What you have to do -
Copy each line where the word "JSON" occurs.

-------- Provided records

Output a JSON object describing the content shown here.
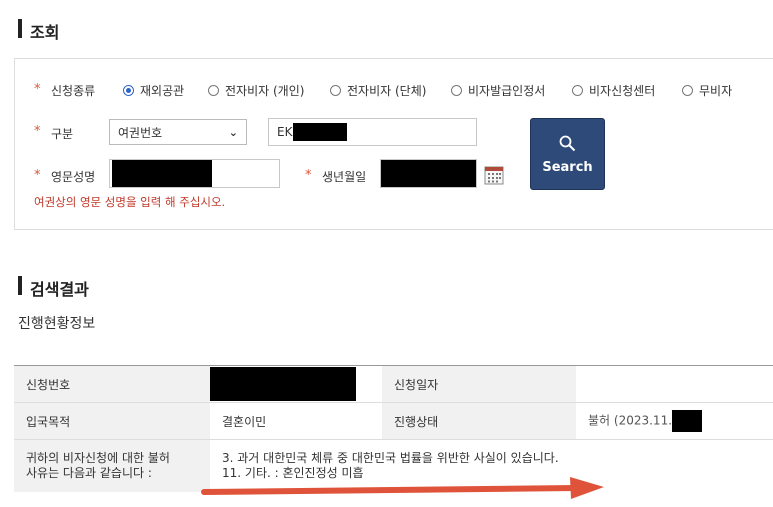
{
  "search_section": {
    "title": "조회",
    "application_type": {
      "label": "신청종류",
      "options": [
        "재외공관",
        "전자비자 (개인)",
        "전자비자 (단체)",
        "비자발급인정서",
        "비자신청센터",
        "무비자"
      ],
      "selected": "재외공관"
    },
    "category": {
      "label": "구분",
      "selected": "여권번호",
      "value_prefix": "EK"
    },
    "english_name": {
      "label": "영문성명"
    },
    "birth_date": {
      "label": "생년월일"
    },
    "hint": "여권상의 영문 성명을 입력 해 주십시오.",
    "search_button": "Search"
  },
  "results_section": {
    "title": "검색결과",
    "subtitle": "진행현황정보",
    "rows": {
      "application_number": {
        "label": "신청번호",
        "date_label": "신청일자"
      },
      "purpose": {
        "label": "입국목적",
        "value": "결혼이민",
        "status_label": "진행상태",
        "status_value": "불허 (2023.11."
      },
      "reason": {
        "label_line1": "귀하의 비자신청에 대한 불허",
        "label_line2": "사유는 다음과 같습니다 :",
        "value_line1": "3. 과거 대한민국 체류 중 대한민국 법률을 위반한 사실이 있습니다.",
        "value_line2": "11. 기타. : 혼인진정성 미흡"
      }
    }
  },
  "colors": {
    "accent": "#2e4a78",
    "required": "#e0533b",
    "hint": "#c0392b",
    "arrow": "#e0533b"
  }
}
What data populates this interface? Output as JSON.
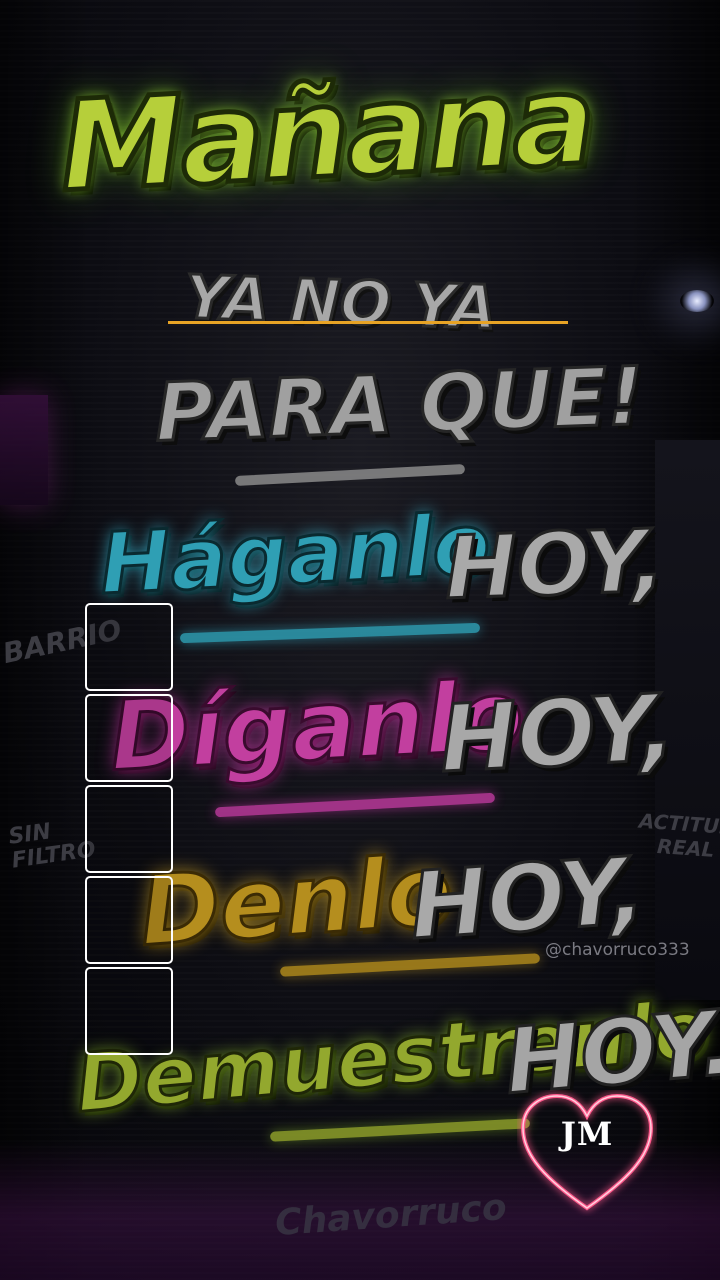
{
  "graffiti": {
    "line1": "Mañana",
    "line2": "YA NO YA",
    "line3": "PARA QUE!",
    "line4a": "Háganlo",
    "line4b": "HOY,",
    "line5a": "Díganlo",
    "line5b": "HOY,",
    "line6a": "Denlo",
    "line6b": "HOY,",
    "line7a": "Demuestrenlo",
    "line7b": "HOY."
  },
  "background_tags": {
    "barrio": "BARRIO",
    "sin_filtro": "SIN\nFILTRO",
    "actitud_real": "ACTITUD\nREAL",
    "bottom_signature": "Chavorruco"
  },
  "watermark": {
    "handle": "@chavorruco333"
  },
  "badge": {
    "monogram": "JM"
  },
  "selection_boxes": {
    "count": 5
  },
  "colors": {
    "green": "#b6cf3a",
    "cyan": "#2f9fb4",
    "magenta": "#c23f9f",
    "gold": "#b58e1e",
    "gray": "#a8a8a8",
    "strike_line": "#e7a325",
    "heart": "#ff5a8c"
  }
}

----------------

Task solution -
Output a JSON object describing the content shown here.
What data populates this interface? Output as JSON.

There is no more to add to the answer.